---------- Material provided
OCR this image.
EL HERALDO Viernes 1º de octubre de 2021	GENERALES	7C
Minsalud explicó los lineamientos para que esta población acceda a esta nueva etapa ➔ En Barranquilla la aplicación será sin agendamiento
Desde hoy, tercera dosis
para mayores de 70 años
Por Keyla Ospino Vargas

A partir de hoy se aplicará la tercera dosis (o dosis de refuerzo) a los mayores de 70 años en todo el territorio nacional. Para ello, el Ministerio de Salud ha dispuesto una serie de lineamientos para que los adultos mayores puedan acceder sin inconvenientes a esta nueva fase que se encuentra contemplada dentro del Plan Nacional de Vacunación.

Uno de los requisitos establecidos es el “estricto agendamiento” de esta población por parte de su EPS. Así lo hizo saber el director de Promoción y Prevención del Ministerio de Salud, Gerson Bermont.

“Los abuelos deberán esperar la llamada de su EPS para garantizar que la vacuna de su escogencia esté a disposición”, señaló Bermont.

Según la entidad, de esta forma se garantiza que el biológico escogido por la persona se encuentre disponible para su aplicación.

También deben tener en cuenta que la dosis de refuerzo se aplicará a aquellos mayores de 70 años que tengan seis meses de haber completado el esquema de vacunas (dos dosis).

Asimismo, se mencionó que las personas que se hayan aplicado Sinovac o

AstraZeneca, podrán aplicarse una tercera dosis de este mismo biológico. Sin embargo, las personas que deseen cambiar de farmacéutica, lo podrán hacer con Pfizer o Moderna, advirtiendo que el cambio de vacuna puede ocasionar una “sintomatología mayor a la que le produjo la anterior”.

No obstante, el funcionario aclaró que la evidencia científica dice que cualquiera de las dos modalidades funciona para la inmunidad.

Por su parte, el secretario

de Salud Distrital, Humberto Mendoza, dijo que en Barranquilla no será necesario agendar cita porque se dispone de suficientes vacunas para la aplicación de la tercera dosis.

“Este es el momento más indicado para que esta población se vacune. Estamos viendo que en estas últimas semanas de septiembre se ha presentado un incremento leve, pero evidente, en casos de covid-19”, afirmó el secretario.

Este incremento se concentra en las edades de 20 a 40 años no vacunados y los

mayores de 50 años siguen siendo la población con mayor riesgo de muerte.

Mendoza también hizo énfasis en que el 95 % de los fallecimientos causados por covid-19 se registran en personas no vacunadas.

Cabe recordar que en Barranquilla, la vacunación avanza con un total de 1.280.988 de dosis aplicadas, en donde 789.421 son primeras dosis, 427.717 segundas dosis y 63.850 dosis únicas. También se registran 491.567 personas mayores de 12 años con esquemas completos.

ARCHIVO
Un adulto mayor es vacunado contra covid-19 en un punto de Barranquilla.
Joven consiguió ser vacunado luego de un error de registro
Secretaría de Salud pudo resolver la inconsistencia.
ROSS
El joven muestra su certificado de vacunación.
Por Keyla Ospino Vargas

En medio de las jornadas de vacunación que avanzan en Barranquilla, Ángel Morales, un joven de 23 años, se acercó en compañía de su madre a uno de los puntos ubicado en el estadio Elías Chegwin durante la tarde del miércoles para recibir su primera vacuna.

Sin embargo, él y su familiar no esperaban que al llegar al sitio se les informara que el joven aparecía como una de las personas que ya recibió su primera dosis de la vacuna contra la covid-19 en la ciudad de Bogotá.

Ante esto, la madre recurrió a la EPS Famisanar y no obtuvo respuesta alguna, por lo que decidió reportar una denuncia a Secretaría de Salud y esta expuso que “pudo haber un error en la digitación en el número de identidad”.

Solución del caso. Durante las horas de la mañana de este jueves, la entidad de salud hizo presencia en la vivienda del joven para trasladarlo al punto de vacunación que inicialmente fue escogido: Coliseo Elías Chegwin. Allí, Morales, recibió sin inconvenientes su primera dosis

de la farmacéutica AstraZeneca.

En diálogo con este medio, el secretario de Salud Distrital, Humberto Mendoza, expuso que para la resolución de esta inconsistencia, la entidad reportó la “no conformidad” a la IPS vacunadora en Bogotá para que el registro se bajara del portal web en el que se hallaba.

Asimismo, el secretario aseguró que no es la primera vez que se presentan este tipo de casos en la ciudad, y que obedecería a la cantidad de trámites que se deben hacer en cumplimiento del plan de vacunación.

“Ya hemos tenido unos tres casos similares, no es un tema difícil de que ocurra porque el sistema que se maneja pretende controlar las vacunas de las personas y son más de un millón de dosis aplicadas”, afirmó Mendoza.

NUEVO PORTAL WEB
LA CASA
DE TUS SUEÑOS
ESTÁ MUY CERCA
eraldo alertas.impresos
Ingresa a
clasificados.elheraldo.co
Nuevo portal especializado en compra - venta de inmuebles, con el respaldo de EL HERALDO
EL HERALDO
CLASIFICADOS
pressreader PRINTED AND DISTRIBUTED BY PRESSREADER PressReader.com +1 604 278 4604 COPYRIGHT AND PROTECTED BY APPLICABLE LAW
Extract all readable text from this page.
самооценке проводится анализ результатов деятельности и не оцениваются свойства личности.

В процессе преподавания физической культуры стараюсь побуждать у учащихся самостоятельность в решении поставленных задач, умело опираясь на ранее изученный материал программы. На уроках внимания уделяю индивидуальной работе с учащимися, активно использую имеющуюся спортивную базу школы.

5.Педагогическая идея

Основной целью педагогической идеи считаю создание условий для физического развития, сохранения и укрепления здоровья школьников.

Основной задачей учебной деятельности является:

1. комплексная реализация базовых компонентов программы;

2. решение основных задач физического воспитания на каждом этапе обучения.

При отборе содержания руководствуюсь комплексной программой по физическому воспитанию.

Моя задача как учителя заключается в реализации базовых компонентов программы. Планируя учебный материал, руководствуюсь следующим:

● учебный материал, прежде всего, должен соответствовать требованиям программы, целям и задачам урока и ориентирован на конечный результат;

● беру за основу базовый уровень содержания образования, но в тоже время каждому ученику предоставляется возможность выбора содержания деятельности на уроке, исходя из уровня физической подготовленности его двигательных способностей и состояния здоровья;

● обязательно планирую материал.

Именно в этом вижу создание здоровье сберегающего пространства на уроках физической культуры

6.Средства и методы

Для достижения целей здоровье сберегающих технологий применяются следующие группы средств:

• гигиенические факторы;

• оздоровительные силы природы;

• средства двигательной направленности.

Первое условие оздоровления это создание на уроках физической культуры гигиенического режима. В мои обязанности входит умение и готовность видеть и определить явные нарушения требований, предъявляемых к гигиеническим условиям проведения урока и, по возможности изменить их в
--------------------
What you have to do:
Above are the records; retype every one exactly.

Answer for this exercise:
OCR this image.
EL HERALDO Viernes 1º de octubre de 2021	GENERALES	7C
Minsalud explicó los lineamientos para que esta población acceda a esta nueva etapa ➔ En Barranquilla la aplicación será sin agendamiento
Desde hoy, tercera dosis
para mayores de 70 años
Por Keyla Ospino Vargas

A partir de hoy se aplicará la tercera dosis (o dosis de refuerzo) a los mayores de 70 años en todo el territorio nacional. Para ello, el Ministerio de Salud ha dispuesto una serie de lineamientos para que los adultos mayores puedan acceder sin inconvenientes a esta nueva fase que se encuentra contemplada dentro del Plan Nacional de Vacunación.

Uno de los requisitos establecidos es el “estricto agendamiento” de esta población por parte de su EPS. Así lo hizo saber el director de Promoción y Prevención del Ministerio de Salud, Gerson Bermont.

“Los abuelos deberán esperar la llamada de su EPS para garantizar que la vacuna de su escogencia esté a disposición”, señaló Bermont.

Según la entidad, de esta forma se garantiza que el biológico escogido por la persona se encuentre disponible para su aplicación.

También deben tener en cuenta que la dosis de refuerzo se aplicará a aquellos mayores de 70 años que tengan seis meses de haber completado el esquema de vacunas (dos dosis).

Asimismo, se mencionó que las personas que se hayan aplicado Sinovac o

AstraZeneca, podrán aplicarse una tercera dosis de este mismo biológico. Sin embargo, las personas que deseen cambiar de farmacéutica, lo podrán hacer con Pfizer o Moderna, advirtiendo que el cambio de vacuna puede ocasionar una “sintomatología mayor a la que le produjo la anterior”.

No obstante, el funcionario aclaró que la evidencia científica dice que cualquiera de las dos modalidades funciona para la inmunidad.

Por su parte, el secretario

de Salud Distrital, Humberto Mendoza, dijo que en Barranquilla no será necesario agendar cita porque se dispone de suficientes vacunas para la aplicación de la tercera dosis.

“Este es el momento más indicado para que esta población se vacune. Estamos viendo que en estas últimas semanas de septiembre se ha presentado un incremento leve, pero evidente, en casos de covid-19”, afirmó el secretario.

Este incremento se concentra en las edades de 20 a 40 años no vacunados y los

mayores de 50 años siguen siendo la población con mayor riesgo de muerte.

Mendoza también hizo énfasis en que el 95 % de los fallecimientos causados por covid-19 se registran en personas no vacunadas.

Cabe recordar que en Barranquilla, la vacunación avanza con un total de 1.280.988 de dosis aplicadas, en donde 789.421 son primeras dosis, 427.717 segundas dosis y 63.850 dosis únicas. También se registran 491.567 personas mayores de 12 años con esquemas completos.

ARCHIVO
Un adulto mayor es vacunado contra covid-19 en un punto de Barranquilla.
Joven consiguió ser vacunado luego de un error de registro
Secretaría de Salud pudo resolver la inconsistencia.
ROSS
El joven muestra su certificado de vacunación.
Por Keyla Ospino Vargas

En medio de las jornadas de vacunación que avanzan en Barranquilla, Ángel Morales, un joven de 23 años, se acercó en compañía de su madre a uno de los puntos ubicado en el estadio Elías Chegwin durante la tarde del miércoles para recibir su primera vacuna.

Sin embargo, él y su familiar no esperaban que al llegar al sitio se les informara que el joven aparecía como una de las personas que ya recibió su primera dosis de la vacuna contra la covid-19 en la ciudad de Bogotá.

Ante esto, la madre recurrió a la EPS Famisanar y no obtuvo respuesta alguna, por lo que decidió reportar una denuncia a Secretaría de Salud y esta expuso que “pudo haber un error en la digitación en el número de identidad”.

Solución del caso. Durante las horas de la mañana de este jueves, la entidad de salud hizo presencia en la vivienda del joven para trasladarlo al punto de vacunación que inicialmente fue escogido: Coliseo Elías Chegwin. Allí, Morales, recibió sin inconvenientes su primera dosis

de la farmacéutica AstraZeneca.

En diálogo con este medio, el secretario de Salud Distrital, Humberto Mendoza, expuso que para la resolución de esta inconsistencia, la entidad reportó la “no conformidad” a la IPS vacunadora en Bogotá para que el registro se bajara del portal web en el que se hallaba.

Asimismo, el secretario aseguró que no es la primera vez que se presentan este tipo de casos en la ciudad, y que obedecería a la cantidad de trámites que se deben hacer en cumplimiento del plan de vacunación.

“Ya hemos tenido unos tres casos similares, no es un tema difícil de que ocurra porque el sistema que se maneja pretende controlar las vacunas de las personas y son más de un millón de dosis aplicadas”, afirmó Mendoza.

NUEVO PORTAL WEB
LA CASA
DE TUS SUEÑOS
ESTÁ MUY CERCA
eraldo alertas.impresos
Ingresa a
clasificados.elheraldo.co
Nuevo portal especializado en compra - venta de inmuebles, con el respaldo de EL HERALDO
EL HERALDO
CLASIFICADOS
pressreader PRINTED AND DISTRIBUTED BY PRESSREADER PressReader.com +1 604 278 4604 COPYRIGHT AND PROTECTED BY APPLICABLE LAW
Extract all readable text from this page.
самооценке проводится анализ результатов деятельности и не оцениваются свойства личности.

В процессе преподавания физической культуры стараюсь побуждать у учащихся самостоятельность в решении поставленных задач, умело опираясь на ранее изученный материал программы. На уроках внимания уделяю индивидуальной работе с учащимися, активно использую имеющуюся спортивную базу школы.

5.Педагогическая идея

Основной целью педагогической идеи считаю создание условий для физического развития, сохранения и укрепления здоровья школьников.

Основной задачей учебной деятельности является:

1. комплексная реализация базовых компонентов программы;

2. решение основных задач физического воспитания на каждом этапе обучения.

При отборе содержания руководствуюсь комплексной программой по физическому воспитанию.

Моя задача как учителя заключается в реализации базовых компонентов программы. Планируя учебный материал, руководствуюсь следующим:

● учебный материал, прежде всего, должен соответствовать требованиям программы, целям и задачам урока и ориентирован на конечный результат;

● беру за основу базовый уровень содержания образования, но в тоже время каждому ученику предоставляется возможность выбора содержания деятельности на уроке, исходя из уровня физической подготовленности его двигательных способностей и состояния здоровья;

● обязательно планирую материал.

Именно в этом вижу создание здоровье сберегающего пространства на уроках физической культуры

6.Средства и методы

Для достижения целей здоровье сберегающих технологий применяются следующие группы средств:

• гигиенические факторы;

• оздоровительные силы природы;

• средства двигательной направленности.

Первое условие оздоровления это создание на уроках физической культуры гигиенического режима. В мои обязанности входит умение и готовность видеть и определить явные нарушения требований, предъявляемых к гигиеническим условиям проведения урока и, по возможности изменить их в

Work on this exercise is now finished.